Record excerpts:

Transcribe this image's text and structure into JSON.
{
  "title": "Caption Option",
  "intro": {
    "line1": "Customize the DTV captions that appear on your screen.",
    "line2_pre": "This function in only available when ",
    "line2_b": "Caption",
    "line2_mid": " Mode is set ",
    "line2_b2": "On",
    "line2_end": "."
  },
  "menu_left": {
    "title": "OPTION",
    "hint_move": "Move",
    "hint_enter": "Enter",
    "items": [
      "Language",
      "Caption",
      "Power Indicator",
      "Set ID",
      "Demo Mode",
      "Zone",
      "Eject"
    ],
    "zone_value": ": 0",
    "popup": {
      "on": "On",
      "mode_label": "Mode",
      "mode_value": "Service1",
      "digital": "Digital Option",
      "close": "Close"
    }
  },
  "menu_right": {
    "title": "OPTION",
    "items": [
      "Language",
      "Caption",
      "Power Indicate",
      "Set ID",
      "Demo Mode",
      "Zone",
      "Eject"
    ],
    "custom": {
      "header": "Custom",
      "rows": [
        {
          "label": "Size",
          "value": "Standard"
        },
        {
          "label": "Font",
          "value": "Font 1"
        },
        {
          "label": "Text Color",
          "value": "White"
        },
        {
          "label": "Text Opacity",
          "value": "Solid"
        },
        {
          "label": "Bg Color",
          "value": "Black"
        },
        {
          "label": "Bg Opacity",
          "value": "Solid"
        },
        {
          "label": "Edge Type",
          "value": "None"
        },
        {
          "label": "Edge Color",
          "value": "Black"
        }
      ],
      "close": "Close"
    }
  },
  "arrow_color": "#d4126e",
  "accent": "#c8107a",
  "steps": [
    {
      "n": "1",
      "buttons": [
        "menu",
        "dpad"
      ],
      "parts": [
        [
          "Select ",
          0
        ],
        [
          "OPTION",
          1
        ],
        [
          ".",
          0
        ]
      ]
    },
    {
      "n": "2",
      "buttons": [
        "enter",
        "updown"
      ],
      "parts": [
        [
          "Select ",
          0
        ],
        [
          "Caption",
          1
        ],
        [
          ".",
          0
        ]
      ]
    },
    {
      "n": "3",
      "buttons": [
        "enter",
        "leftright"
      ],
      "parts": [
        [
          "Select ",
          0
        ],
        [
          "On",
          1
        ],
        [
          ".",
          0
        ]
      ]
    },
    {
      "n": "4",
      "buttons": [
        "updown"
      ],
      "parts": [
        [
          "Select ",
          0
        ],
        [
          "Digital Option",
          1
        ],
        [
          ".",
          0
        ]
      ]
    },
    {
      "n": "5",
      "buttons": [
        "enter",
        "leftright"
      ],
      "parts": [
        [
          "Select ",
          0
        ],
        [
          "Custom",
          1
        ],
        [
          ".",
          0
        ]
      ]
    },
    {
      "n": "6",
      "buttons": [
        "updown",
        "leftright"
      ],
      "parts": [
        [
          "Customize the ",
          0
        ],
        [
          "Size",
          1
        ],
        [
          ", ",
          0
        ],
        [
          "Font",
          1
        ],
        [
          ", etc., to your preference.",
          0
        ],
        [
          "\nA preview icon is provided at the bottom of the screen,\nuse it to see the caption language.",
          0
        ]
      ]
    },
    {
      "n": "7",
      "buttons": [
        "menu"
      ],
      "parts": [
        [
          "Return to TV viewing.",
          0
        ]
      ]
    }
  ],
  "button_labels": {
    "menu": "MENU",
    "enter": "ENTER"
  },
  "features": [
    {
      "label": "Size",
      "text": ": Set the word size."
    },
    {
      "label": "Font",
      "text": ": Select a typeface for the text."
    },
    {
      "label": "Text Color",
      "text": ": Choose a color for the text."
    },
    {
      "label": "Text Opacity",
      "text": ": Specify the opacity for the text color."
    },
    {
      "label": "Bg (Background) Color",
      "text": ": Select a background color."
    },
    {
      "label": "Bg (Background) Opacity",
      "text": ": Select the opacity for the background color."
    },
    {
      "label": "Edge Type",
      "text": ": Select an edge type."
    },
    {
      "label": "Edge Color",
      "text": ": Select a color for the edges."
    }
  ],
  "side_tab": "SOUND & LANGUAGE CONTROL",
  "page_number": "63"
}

Exercise brief: Transcribe every entry word for word.

Full response:
Transcribe this image's text and structure into JSON.
{
  "title": "Caption Option",
  "intro": {
    "line1": "Customize the DTV captions that appear on your screen.",
    "line2_pre": "This function in only available when ",
    "line2_b": "Caption",
    "line2_mid": " Mode is set ",
    "line2_b2": "On",
    "line2_end": "."
  },
  "menu_left": {
    "title": "OPTION",
    "hint_move": "Move",
    "hint_enter": "Enter",
    "items": [
      "Language",
      "Caption",
      "Power Indicator",
      "Set ID",
      "Demo Mode",
      "Zone",
      "Eject"
    ],
    "zone_value": ": 0",
    "popup": {
      "on": "On",
      "mode_label": "Mode",
      "mode_value": "Service1",
      "digital": "Digital Option",
      "close": "Close"
    }
  },
  "menu_right": {
    "title": "OPTION",
    "items": [
      "Language",
      "Caption",
      "Power Indicate",
      "Set ID",
      "Demo Mode",
      "Zone",
      "Eject"
    ],
    "custom": {
      "header": "Custom",
      "rows": [
        {
          "label": "Size",
          "value": "Standard"
        },
        {
          "label": "Font",
          "value": "Font 1"
        },
        {
          "label": "Text Color",
          "value": "White"
        },
        {
          "label": "Text Opacity",
          "value": "Solid"
        },
        {
          "label": "Bg Color",
          "value": "Black"
        },
        {
          "label": "Bg Opacity",
          "value": "Solid"
        },
        {
          "label": "Edge Type",
          "value": "None"
        },
        {
          "label": "Edge Color",
          "value": "Black"
        }
      ],
      "close": "Close"
    }
  },
  "arrow_color": "#d4126e",
  "accent": "#c8107a",
  "steps": [
    {
      "n": "1",
      "buttons": [
        "menu",
        "dpad"
      ],
      "parts": [
        [
          "Select ",
          0
        ],
        [
          "OPTION",
          1
        ],
        [
          ".",
          0
        ]
      ]
    },
    {
      "n": "2",
      "buttons": [
        "enter",
        "updown"
      ],
      "parts": [
        [
          "Select ",
          0
        ],
        [
          "Caption",
          1
        ],
        [
          ".",
          0
        ]
      ]
    },
    {
      "n": "3",
      "buttons": [
        "enter",
        "leftright"
      ],
      "parts": [
        [
          "Select ",
          0
        ],
        [
          "On",
          1
        ],
        [
          ".",
          0
        ]
      ]
    },
    {
      "n": "4",
      "buttons": [
        "updown"
      ],
      "parts": [
        [
          "Select ",
          0
        ],
        [
          "Digital Option",
          1
        ],
        [
          ".",
          0
        ]
      ]
    },
    {
      "n": "5",
      "buttons": [
        "enter",
        "leftright"
      ],
      "parts": [
        [
          "Select ",
          0
        ],
        [
          "Custom",
          1
        ],
        [
          ".",
          0
        ]
      ]
    },
    {
      "n": "6",
      "buttons": [
        "updown",
        "leftright"
      ],
      "parts": [
        [
          "Customize the ",
          0
        ],
        [
          "Size",
          1
        ],
        [
          ", ",
          0
        ],
        [
          "Font",
          1
        ],
        [
          ", etc., to your preference.",
          0
        ],
        [
          "\nA preview icon is provided at the bottom of the screen,\nuse it to see the caption language.",
          0
        ]
      ]
    },
    {
      "n": "7",
      "buttons": [
        "menu"
      ],
      "parts": [
        [
          "Return to TV viewing.",
          0
        ]
      ]
    }
  ],
  "button_labels": {
    "menu": "MENU",
    "enter": "ENTER"
  },
  "features": [
    {
      "label": "Size",
      "text": ": Set the word size."
    },
    {
      "label": "Font",
      "text": ": Select a typeface for the text."
    },
    {
      "label": "Text Color",
      "text": ": Choose a color for the text."
    },
    {
      "label": "Text Opacity",
      "text": ": Specify the opacity for the text color."
    },
    {
      "label": "Bg (Background) Color",
      "text": ": Select a background color."
    },
    {
      "label": "Bg (Background) Opacity",
      "text": ": Select the opacity for the background color."
    },
    {
      "label": "Edge Type",
      "text": ": Select an edge type."
    },
    {
      "label": "Edge Color",
      "text": ": Select a color for the edges."
    }
  ],
  "side_tab": "SOUND & LANGUAGE CONTROL",
  "page_number": "63"
}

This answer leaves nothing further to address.